**THE EXERCISE:** Each entry below should be echoed exactly, with pictures omitted.

◆ ◆ ◆ ◆ ◆ ◆ ◆

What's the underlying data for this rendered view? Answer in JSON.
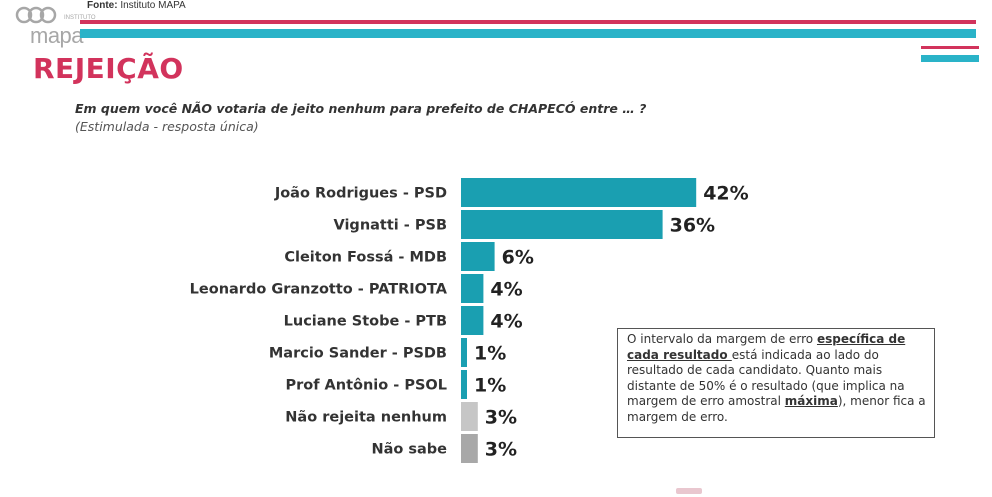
{
  "header": {
    "logo_word": "mapa",
    "logo_sub": "INSTITUTO",
    "source_label": "Fonte:",
    "source_value": "Instituto MAPA"
  },
  "title": "REJEIÇÃO",
  "question": "Em quem você NÃO votaria de jeito nenhum para prefeito de CHAPECÓ entre … ?",
  "question_note": "(Estimulada - resposta única)",
  "colors": {
    "brand_red": "#d2335c",
    "brand_cyan": "#2ab3c8",
    "bar_teal": "#1a9fb1",
    "bar_gray_light": "#c6c6c6",
    "bar_gray_dark": "#a8a8a8"
  },
  "chart_data": {
    "type": "bar",
    "orientation": "horizontal",
    "categories": [
      "João Rodrigues - PSD",
      "Vignatti - PSB",
      "Cleiton Fossá - MDB",
      "Leonardo Granzotto - PATRIOTA",
      "Luciane Stobe - PTB",
      "Marcio Sander - PSDB",
      "Prof Antônio - PSOL",
      "Não rejeita nenhum",
      "Não sabe"
    ],
    "values": [
      42,
      36,
      6,
      4,
      4,
      1,
      1,
      3,
      3
    ],
    "value_labels": [
      "42%",
      "36%",
      "6%",
      "4%",
      "4%",
      "1%",
      "1%",
      "3%",
      "3%"
    ],
    "bar_colors": [
      "#1a9fb1",
      "#1a9fb1",
      "#1a9fb1",
      "#1a9fb1",
      "#1a9fb1",
      "#1a9fb1",
      "#1a9fb1",
      "#c6c6c6",
      "#a8a8a8"
    ],
    "unit": "%",
    "grid": false,
    "legend": "none"
  },
  "info_box": {
    "t1": "O intervalo da margem de erro ",
    "em1": "específica de cada resultado ",
    "t2": "está indicada ao lado do resultado de cada candidato. Quanto mais distante de 50% é o resultado (que implica na margem de erro amostral ",
    "em2": "máxima",
    "t3": "), menor fica a margem de erro."
  }
}
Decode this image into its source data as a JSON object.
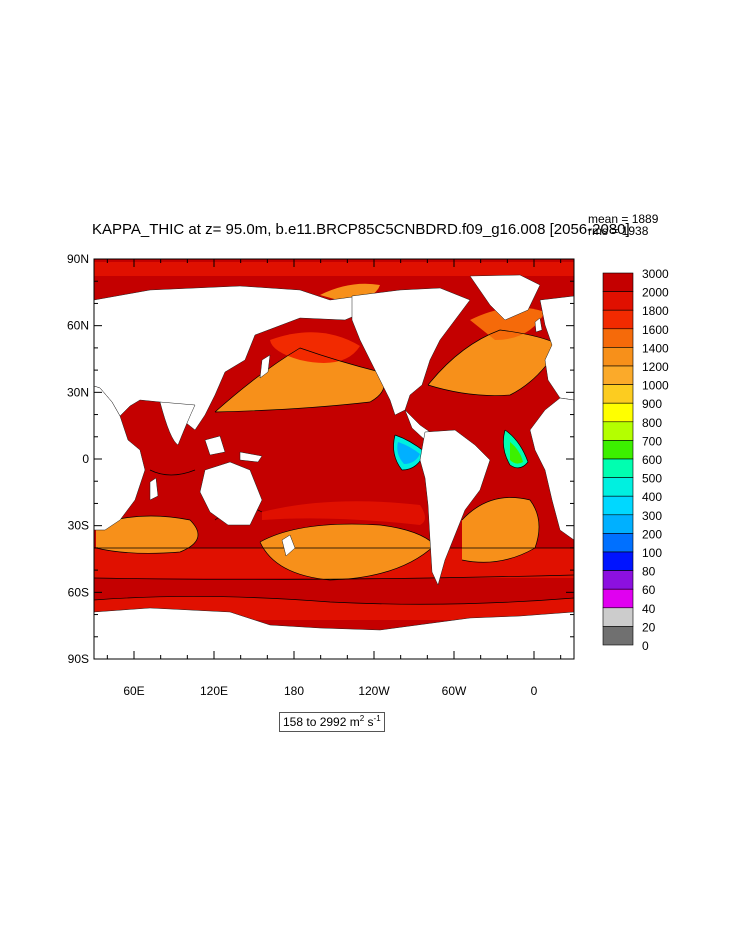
{
  "title": "KAPPA_THIC at z=  95.0m, b.e11.BRCP85C5CNBDRD.f09_g16.008 [2056-2080]",
  "stats": {
    "mean": "mean = 1889",
    "rms": "rms = 1938"
  },
  "axes": {
    "lat_ticks": [
      "90N",
      "60N",
      "30N",
      "0",
      "30S",
      "60S",
      "90S"
    ],
    "lon_ticks": [
      "60E",
      "120E",
      "180",
      "120W",
      "60W",
      "0"
    ]
  },
  "colorbar": {
    "levels": [
      "3000",
      "2000",
      "1800",
      "1600",
      "1400",
      "1200",
      "1000",
      "900",
      "800",
      "700",
      "600",
      "500",
      "400",
      "300",
      "200",
      "100",
      "80",
      "60",
      "40",
      "20",
      "0"
    ],
    "colors": [
      "#c40000",
      "#e01000",
      "#f22a00",
      "#f56a0a",
      "#f7901a",
      "#fbaa2a",
      "#fccc20",
      "#ffff00",
      "#b4ff00",
      "#3cf000",
      "#00ffb0",
      "#00f0e0",
      "#00d8ff",
      "#00b0ff",
      "#0070ff",
      "#0014ff",
      "#8c10e0",
      "#e000f0",
      "#cccccc",
      "#707070"
    ]
  },
  "range": {
    "prefix": "158 to 2992 m",
    "exp1": "2",
    "mid": " s",
    "exp2": "-1"
  }
}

◆ ◆ ◆ ◆ ◆ ◆ ◆

**OUTPUT OF THE TASK:**
What's the underlying data for this rendered view? Answer in JSON.
{
  "header": {
    "logo_word": "mapa",
    "logo_sub": "INSTITUTO",
    "source_label": "Fonte:",
    "source_value": "Instituto MAPA"
  },
  "title": "REJEIÇÃO",
  "question": "Em quem você NÃO votaria de jeito nenhum para prefeito de CHAPECÓ entre … ?",
  "question_note": "(Estimulada - resposta única)",
  "colors": {
    "brand_red": "#d2335c",
    "brand_cyan": "#2ab3c8",
    "bar_teal": "#1a9fb1",
    "bar_gray_light": "#c6c6c6",
    "bar_gray_dark": "#a8a8a8"
  },
  "chart_data": {
    "type": "bar",
    "orientation": "horizontal",
    "categories": [
      "João Rodrigues - PSD",
      "Vignatti - PSB",
      "Cleiton Fossá - MDB",
      "Leonardo Granzotto - PATRIOTA",
      "Luciane Stobe - PTB",
      "Marcio Sander - PSDB",
      "Prof Antônio - PSOL",
      "Não rejeita nenhum",
      "Não sabe"
    ],
    "values": [
      42,
      36,
      6,
      4,
      4,
      1,
      1,
      3,
      3
    ],
    "value_labels": [
      "42%",
      "36%",
      "6%",
      "4%",
      "4%",
      "1%",
      "1%",
      "3%",
      "3%"
    ],
    "bar_colors": [
      "#1a9fb1",
      "#1a9fb1",
      "#1a9fb1",
      "#1a9fb1",
      "#1a9fb1",
      "#1a9fb1",
      "#1a9fb1",
      "#c6c6c6",
      "#a8a8a8"
    ],
    "unit": "%",
    "grid": false,
    "legend": "none"
  },
  "info_box": {
    "t1": "O intervalo da margem de erro ",
    "em1": "específica de cada resultado ",
    "t2": "está indicada ao lado do resultado de cada candidato. Quanto mais distante de 50% é o resultado (que implica na margem de erro amostral ",
    "em2": "máxima",
    "t3": "), menor fica a margem de erro."
  }
}
Decode this image into its source data as a JSON object.
{
  "title": "KAPPA_THIC at z=  95.0m, b.e11.BRCP85C5CNBDRD.f09_g16.008 [2056-2080]",
  "stats": {
    "mean": "mean = 1889",
    "rms": "rms = 1938"
  },
  "axes": {
    "lat_ticks": [
      "90N",
      "60N",
      "30N",
      "0",
      "30S",
      "60S",
      "90S"
    ],
    "lon_ticks": [
      "60E",
      "120E",
      "180",
      "120W",
      "60W",
      "0"
    ]
  },
  "colorbar": {
    "levels": [
      "3000",
      "2000",
      "1800",
      "1600",
      "1400",
      "1200",
      "1000",
      "900",
      "800",
      "700",
      "600",
      "500",
      "400",
      "300",
      "200",
      "100",
      "80",
      "60",
      "40",
      "20",
      "0"
    ],
    "colors": [
      "#c40000",
      "#e01000",
      "#f22a00",
      "#f56a0a",
      "#f7901a",
      "#fbaa2a",
      "#fccc20",
      "#ffff00",
      "#b4ff00",
      "#3cf000",
      "#00ffb0",
      "#00f0e0",
      "#00d8ff",
      "#00b0ff",
      "#0070ff",
      "#0014ff",
      "#8c10e0",
      "#e000f0",
      "#cccccc",
      "#707070"
    ]
  },
  "range": {
    "prefix": "158 to 2992 m",
    "exp1": "2",
    "mid": " s",
    "exp2": "-1"
  }
}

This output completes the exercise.